WHAT IS BEING ASKED: Put every line of the records into a Markdown table with the columns Row and Line, numbering the rows in order and skipping blank lines.

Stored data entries
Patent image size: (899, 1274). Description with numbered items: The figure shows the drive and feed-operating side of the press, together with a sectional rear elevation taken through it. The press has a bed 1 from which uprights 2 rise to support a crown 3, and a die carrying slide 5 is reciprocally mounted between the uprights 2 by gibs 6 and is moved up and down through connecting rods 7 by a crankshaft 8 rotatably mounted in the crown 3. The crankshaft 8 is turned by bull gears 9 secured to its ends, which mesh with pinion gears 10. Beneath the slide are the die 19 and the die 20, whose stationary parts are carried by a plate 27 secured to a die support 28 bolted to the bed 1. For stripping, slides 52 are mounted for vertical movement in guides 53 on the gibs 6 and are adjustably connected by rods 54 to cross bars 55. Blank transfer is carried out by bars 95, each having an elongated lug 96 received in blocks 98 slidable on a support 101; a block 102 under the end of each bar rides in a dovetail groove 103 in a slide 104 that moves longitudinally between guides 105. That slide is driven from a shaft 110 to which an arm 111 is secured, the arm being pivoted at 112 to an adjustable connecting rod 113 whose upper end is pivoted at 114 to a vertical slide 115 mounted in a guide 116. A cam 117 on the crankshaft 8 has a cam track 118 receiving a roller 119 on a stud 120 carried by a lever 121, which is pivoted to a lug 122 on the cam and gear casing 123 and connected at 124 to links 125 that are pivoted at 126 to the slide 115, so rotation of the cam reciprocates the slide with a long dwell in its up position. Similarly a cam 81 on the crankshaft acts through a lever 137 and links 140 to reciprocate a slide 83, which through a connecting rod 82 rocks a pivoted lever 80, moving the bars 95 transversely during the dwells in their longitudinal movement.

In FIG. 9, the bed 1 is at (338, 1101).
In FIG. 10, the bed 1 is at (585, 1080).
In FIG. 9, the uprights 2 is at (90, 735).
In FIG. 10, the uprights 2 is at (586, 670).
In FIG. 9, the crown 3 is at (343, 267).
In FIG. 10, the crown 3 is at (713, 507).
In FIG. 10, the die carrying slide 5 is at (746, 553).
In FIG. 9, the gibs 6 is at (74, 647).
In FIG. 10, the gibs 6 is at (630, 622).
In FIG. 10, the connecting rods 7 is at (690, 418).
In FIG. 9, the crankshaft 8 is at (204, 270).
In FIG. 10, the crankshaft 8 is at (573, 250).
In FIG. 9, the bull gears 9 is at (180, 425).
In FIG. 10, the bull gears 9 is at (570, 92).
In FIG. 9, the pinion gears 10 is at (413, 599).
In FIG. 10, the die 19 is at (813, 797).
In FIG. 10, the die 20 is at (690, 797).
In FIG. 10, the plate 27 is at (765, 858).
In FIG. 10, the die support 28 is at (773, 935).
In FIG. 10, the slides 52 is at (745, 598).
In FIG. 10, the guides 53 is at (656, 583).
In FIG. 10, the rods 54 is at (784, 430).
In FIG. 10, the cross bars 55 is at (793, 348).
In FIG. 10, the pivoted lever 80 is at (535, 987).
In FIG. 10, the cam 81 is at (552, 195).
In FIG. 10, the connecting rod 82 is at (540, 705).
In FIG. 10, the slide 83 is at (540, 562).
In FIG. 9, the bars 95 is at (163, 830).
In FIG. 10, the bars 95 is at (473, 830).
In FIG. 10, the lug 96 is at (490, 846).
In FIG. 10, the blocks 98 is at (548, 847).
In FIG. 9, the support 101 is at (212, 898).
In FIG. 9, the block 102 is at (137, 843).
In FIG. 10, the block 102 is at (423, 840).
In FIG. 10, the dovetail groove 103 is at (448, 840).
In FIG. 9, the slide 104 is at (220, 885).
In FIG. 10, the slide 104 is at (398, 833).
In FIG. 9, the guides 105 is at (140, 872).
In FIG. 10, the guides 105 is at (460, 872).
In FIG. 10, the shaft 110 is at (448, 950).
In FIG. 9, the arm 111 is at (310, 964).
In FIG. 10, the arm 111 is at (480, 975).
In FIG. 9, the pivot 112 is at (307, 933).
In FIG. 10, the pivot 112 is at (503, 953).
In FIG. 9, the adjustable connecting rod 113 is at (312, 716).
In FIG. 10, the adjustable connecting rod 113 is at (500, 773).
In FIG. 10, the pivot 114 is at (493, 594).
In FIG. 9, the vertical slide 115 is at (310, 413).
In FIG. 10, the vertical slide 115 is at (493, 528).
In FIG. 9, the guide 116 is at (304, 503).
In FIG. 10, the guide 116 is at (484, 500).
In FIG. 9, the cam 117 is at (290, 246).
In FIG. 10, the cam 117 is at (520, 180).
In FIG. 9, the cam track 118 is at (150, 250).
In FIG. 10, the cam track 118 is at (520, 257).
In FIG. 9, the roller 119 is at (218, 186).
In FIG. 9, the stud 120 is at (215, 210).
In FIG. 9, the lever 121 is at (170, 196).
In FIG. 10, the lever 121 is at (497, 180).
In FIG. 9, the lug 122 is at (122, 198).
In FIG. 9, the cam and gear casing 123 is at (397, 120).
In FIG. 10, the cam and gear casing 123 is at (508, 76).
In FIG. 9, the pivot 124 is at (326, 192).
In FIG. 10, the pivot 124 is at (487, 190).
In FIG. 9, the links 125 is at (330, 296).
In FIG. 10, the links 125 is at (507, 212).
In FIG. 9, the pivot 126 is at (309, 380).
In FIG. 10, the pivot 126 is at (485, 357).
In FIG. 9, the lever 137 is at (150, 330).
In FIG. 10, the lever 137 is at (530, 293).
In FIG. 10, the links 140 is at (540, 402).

TASK RESPONSE:
| Row | Line |
|---|---|
| 1 | Patent image size: (899, 1274). Description with numbered items: The figure shows the drive and feed-operating side of the press, together with a sectional rear elevation taken through it. The press has a bed 1 from which uprights 2 rise to support a crown 3, and a die carrying slide 5 is reciprocally mounted between the uprights 2 by gibs 6 and is moved up and down through connecting rods 7 by a crankshaft 8 rotatably mounted in the crown 3. The crankshaft 8 is turned by bull gears 9 secured to its ends, which mesh with pinion gears 10. Beneath the slide are the die 19 and the die 20, whose stationary parts are carried by a plate 27 secured to a die support 28 bolted to the bed 1. For stripping, slides 52 are mounted for vertical movement in guides 53 on the gibs 6 and are adjustably connected by rods 54 to cross bars 55. Blank transfer is carried out by bars 95, each having an elongated lug 96 received in blocks 98 slidable on a support 101; a block 102 under the end of each bar rides in a dovetail groove 103 in a slide 104 that moves longitudinally between guides 105. That slide is driven from a shaft 110 to which an arm 111 is secured, the arm being pivoted at 112 to an adjustable connecting rod 113 whose upper end is pivoted at 114 to a vertical slide 115 mounted in a guide 116. A cam 117 on the crankshaft 8 has a cam track 118 receiving a roller 119 on a stud 120 carried by a lever 121, which is pivoted to a lug 122 on the cam and gear casing 123 and connected at 124 to links 125 that are pivoted at 126 to the slide 115, so rotation of the cam reciprocates the slide with a long dwell in its up position. Similarly a cam 81 on the crankshaft acts through a lever 137 and links 140 to reciprocate a slide 83, which through a connecting rod 82 rocks a pivoted lever 80, moving the bars 95 transversely during the dwells in their longitudinal movement. |
| 2 | In FIG. 9, the bed 1 is at (338, 1101). |
| 3 | In FIG. 10, the bed 1 is at (585, 1080). |
| 4 | In FIG. 9, the uprights 2 is at (90, 735). |
| 5 | In FIG. 10, the uprights 2 is at (586, 670). |
| 6 | In FIG. 9, the crown 3 is at (343, 267). |
| 7 | In FIG. 10, the crown 3 is at (713, 507). |
| 8 | In FIG. 10, the die carrying slide 5 is at (746, 553). |
| 9 | In FIG. 9, the gibs 6 is at (74, 647). |
| 10 | In FIG. 10, the gibs 6 is at (630, 622). |
| 11 | In FIG. 10, the connecting rods 7 is at (690, 418). |
| 12 | In FIG. 9, the crankshaft 8 is at (204, 270). |
| 13 | In FIG. 10, the crankshaft 8 is at (573, 250). |
| 14 | In FIG. 9, the bull gears 9 is at (180, 425). |
| 15 | In FIG. 10, the bull gears 9 is at (570, 92). |
| 16 | In FIG. 9, the pinion gears 10 is at (413, 599). |
| 17 | In FIG. 10, the die 19 is at (813, 797). |
| 18 | In FIG. 10, the die 20 is at (690, 797). |
| 19 | In FIG. 10, the plate 27 is at (765, 858). |
| 20 | In FIG. 10, the die support 28 is at (773, 935). |
| 21 | In FIG. 10, the slides 52 is at (745, 598). |
| 22 | In FIG. 10, the guides 53 is at (656, 583). |
| 23 | In FIG. 10, the rods 54 is at (784, 430). |
| 24 | In FIG. 10, the cross bars 55 is at (793, 348). |
| 25 | In FIG. 10, the pivoted lever 80 is at (535, 987). |
| 26 | In FIG. 10, the cam 81 is at (552, 195). |
| 27 | In FIG. 10, the connecting rod 82 is at (540, 705). |
| 28 | In FIG. 10, the slide 83 is at (540, 562). |
| 29 | In FIG. 9, the bars 95 is at (163, 830). |
| 30 | In FIG. 10, the bars 95 is at (473, 830). |
| 31 | In FIG. 10, the lug 96 is at (490, 846). |
| 32 | In FIG. 10, the blocks 98 is at (548, 847). |
| 33 | In FIG. 9, the support 101 is at (212, 898). |
| 34 | In FIG. 9, the block 102 is at (137, 843). |
| 35 | In FIG. 10, the block 102 is at (423, 840). |
| 36 | In FIG. 10, the dovetail groove 103 is at (448, 840). |
| 37 | In FIG. 9, the slide 104 is at (220, 885). |
| 38 | In FIG. 10, the slide 104 is at (398, 833). |
| 39 | In FIG. 9, the guides 105 is at (140, 872). |
| 40 | In FIG. 10, the guides 105 is at (460, 872). |
| 41 | In FIG. 10, the shaft 110 is at (448, 950). |
| 42 | In FIG. 9, the arm 111 is at (310, 964). |
| 43 | In FIG. 10, the arm 111 is at (480, 975). |
| 44 | In FIG. 9, the pivot 112 is at (307, 933). |
| 45 | In FIG. 10, the pivot 112 is at (503, 953). |
| 46 | In FIG. 9, the adjustable connecting rod 113 is at (312, 716). |
| 47 | In FIG. 10, the adjustable connecting rod 113 is at (500, 773). |
| 48 | In FIG. 10, the pivot 114 is at (493, 594). |
| 49 | In FIG. 9, the vertical slide 115 is at (310, 413). |
| 50 | In FIG. 10, the vertical slide 115 is at (493, 528). |
| 51 | In FIG. 9, the guide 116 is at (304, 503). |
| 52 | In FIG. 10, the guide 116 is at (484, 500). |
| 53 | In FIG. 9, the cam 117 is at (290, 246). |
| 54 | In FIG. 10, the cam 117 is at (520, 180). |
| 55 | In FIG. 9, the cam track 118 is at (150, 250). |
| 56 | In FIG. 10, the cam track 118 is at (520, 257). |
| 57 | In FIG. 9, the roller 119 is at (218, 186). |
| 58 | In FIG. 9, the stud 120 is at (215, 210). |
| 59 | In FIG. 9, the lever 121 is at (170, 196). |
| 60 | In FIG. 10, the lever 121 is at (497, 180). |
| 61 | In FIG. 9, the lug 122 is at (122, 198). |
| 62 | In FIG. 9, the cam and gear casing 123 is at (397, 120). |
| 63 | In FIG. 10, the cam and gear casing 123 is at (508, 76). |
| 64 | In FIG. 9, the pivot 124 is at (326, 192). |
| 65 | In FIG. 10, the pivot 124 is at (487, 190). |
| 66 | In FIG. 9, the links 125 is at (330, 296). |
| 67 | In FIG. 10, the links 125 is at (507, 212). |
| 68 | In FIG. 9, the pivot 126 is at (309, 380). |
| 69 | In FIG. 10, the pivot 126 is at (485, 357). |
| 70 | In FIG. 9, the lever 137 is at (150, 330). |
| 71 | In FIG. 10, the lever 137 is at (530, 293). |
| 72 | In FIG. 10, the links 140 is at (540, 402). |